## Start SUPPLIED INFORMATION

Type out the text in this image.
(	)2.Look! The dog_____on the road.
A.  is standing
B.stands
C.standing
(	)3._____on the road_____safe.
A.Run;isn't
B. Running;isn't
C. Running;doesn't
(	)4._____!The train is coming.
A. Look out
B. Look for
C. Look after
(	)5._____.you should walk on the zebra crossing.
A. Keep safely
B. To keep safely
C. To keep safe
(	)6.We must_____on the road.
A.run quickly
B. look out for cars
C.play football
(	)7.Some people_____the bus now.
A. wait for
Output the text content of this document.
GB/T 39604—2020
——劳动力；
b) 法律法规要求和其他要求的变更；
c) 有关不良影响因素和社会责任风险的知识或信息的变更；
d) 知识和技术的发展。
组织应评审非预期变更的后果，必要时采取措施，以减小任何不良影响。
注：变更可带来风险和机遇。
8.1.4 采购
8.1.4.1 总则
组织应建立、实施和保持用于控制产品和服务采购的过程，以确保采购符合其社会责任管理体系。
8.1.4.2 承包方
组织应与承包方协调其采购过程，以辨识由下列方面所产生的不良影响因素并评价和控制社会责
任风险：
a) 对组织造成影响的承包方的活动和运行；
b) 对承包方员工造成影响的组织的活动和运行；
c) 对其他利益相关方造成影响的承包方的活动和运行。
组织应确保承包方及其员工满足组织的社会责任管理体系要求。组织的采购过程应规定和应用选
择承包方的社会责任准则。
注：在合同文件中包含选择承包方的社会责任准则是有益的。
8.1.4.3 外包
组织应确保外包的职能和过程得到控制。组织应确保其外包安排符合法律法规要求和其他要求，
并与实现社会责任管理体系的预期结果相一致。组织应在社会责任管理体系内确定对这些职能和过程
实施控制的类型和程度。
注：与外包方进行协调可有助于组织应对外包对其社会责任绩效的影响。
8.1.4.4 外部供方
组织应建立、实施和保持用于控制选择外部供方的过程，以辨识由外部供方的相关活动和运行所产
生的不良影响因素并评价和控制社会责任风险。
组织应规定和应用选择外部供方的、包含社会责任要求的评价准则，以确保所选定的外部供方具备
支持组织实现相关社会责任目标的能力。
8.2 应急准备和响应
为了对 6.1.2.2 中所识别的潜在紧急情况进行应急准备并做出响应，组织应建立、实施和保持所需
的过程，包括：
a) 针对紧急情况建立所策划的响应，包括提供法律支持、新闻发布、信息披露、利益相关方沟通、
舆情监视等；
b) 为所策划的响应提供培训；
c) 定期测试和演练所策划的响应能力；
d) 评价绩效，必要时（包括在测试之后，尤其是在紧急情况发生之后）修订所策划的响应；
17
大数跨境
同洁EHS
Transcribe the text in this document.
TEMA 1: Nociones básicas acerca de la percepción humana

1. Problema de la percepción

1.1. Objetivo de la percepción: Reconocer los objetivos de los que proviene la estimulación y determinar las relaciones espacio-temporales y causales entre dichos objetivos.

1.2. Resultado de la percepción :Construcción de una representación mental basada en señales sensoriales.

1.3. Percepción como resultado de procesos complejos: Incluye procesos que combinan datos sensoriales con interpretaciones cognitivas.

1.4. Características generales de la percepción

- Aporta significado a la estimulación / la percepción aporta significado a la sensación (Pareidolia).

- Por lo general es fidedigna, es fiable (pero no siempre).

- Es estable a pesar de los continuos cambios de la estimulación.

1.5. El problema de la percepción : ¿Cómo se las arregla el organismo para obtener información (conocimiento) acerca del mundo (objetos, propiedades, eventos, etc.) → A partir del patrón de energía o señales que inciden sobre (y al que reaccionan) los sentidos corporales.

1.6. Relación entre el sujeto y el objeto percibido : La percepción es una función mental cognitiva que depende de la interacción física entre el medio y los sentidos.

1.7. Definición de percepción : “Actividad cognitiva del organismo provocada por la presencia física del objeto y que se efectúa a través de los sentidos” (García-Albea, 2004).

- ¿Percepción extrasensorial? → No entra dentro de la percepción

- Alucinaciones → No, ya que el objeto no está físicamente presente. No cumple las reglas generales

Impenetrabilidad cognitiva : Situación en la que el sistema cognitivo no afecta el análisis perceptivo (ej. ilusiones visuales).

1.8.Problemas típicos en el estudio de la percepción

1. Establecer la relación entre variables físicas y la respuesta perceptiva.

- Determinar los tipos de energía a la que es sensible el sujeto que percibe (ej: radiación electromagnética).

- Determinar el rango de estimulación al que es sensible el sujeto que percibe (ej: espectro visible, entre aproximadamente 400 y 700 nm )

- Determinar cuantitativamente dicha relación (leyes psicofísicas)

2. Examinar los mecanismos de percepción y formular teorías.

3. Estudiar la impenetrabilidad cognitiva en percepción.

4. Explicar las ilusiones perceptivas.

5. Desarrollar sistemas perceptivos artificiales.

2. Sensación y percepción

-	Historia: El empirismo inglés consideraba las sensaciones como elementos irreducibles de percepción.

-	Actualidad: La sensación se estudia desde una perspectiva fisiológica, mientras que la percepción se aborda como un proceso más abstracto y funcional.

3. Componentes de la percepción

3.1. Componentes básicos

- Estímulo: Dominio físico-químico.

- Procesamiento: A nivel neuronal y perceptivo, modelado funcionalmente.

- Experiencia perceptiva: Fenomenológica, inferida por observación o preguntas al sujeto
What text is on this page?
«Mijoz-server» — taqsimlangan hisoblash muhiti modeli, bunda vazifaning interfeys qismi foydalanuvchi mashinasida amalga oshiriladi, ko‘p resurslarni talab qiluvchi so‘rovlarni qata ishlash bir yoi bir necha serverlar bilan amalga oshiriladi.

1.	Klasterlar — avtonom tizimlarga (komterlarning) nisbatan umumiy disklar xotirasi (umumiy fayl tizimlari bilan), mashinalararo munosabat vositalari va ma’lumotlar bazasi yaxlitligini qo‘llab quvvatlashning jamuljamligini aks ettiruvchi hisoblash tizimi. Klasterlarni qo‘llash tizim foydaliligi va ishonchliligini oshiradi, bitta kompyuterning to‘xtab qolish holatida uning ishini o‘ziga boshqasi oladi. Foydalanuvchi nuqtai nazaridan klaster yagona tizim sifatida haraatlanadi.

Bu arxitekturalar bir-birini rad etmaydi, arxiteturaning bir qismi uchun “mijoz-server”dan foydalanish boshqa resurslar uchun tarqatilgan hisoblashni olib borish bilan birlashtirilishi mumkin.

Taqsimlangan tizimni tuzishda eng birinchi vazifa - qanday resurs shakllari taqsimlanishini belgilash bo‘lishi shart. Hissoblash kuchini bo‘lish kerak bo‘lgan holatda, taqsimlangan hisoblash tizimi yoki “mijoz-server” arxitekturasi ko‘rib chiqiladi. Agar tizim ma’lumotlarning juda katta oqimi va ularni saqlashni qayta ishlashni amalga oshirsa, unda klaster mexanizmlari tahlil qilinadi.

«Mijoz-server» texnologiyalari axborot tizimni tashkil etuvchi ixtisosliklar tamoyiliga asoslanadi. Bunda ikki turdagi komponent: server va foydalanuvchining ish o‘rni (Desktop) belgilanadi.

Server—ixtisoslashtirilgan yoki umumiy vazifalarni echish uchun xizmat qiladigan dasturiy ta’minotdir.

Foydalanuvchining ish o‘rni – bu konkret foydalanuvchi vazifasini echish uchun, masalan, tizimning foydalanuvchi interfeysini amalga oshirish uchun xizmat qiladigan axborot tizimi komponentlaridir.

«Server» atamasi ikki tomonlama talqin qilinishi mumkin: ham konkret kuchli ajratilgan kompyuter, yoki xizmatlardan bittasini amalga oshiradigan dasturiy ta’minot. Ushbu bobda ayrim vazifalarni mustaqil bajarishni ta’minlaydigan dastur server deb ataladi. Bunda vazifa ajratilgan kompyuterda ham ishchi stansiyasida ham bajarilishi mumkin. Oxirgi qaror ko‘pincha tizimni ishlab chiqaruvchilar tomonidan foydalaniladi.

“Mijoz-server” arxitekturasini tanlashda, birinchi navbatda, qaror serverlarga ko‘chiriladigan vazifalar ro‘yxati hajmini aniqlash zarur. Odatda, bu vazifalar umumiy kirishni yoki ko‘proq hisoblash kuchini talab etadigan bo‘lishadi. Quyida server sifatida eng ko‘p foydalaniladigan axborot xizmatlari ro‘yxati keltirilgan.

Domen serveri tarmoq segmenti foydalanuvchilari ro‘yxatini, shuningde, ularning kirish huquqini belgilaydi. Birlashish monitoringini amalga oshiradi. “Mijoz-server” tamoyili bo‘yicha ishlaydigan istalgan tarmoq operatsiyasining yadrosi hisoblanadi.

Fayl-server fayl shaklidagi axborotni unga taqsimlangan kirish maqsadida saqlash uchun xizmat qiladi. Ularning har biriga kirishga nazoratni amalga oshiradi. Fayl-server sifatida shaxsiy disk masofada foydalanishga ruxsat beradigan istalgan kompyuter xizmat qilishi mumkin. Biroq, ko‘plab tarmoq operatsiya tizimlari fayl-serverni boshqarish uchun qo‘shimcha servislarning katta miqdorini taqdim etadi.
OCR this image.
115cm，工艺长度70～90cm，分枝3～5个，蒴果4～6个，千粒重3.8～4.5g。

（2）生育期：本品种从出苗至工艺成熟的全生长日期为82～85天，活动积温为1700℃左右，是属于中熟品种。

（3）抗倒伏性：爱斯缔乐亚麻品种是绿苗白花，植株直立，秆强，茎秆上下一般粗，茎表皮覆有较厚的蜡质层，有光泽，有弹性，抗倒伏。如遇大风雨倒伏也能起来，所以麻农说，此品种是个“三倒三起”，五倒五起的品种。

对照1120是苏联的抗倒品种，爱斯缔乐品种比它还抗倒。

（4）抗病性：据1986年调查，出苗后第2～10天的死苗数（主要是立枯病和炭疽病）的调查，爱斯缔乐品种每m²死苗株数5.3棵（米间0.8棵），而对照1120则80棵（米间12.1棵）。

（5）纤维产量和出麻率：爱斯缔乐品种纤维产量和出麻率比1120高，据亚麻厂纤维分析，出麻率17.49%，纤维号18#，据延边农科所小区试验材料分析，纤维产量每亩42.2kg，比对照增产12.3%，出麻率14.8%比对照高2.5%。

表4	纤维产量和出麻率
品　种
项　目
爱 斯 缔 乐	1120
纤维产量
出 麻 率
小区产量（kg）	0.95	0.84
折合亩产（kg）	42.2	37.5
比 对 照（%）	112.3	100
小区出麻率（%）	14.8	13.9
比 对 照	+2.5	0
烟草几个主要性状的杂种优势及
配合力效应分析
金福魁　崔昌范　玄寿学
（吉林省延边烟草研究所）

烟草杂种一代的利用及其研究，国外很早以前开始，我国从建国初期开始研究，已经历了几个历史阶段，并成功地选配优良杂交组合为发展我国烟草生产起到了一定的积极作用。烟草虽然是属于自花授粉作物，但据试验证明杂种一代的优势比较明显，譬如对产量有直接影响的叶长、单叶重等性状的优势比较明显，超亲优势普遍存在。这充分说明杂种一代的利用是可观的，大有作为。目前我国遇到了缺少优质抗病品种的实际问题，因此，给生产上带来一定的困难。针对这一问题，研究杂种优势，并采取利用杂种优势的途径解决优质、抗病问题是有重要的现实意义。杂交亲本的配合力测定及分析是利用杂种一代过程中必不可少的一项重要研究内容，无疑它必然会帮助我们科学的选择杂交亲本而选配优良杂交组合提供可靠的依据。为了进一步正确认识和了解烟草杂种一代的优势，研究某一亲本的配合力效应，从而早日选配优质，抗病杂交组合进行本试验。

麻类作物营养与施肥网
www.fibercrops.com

## End SUPPLIED INFORMATION

> [BRIEF]
Say, as a number only, how many lines of the data contain "document".

> [ANSWER FOR THIS EXERCISE]
2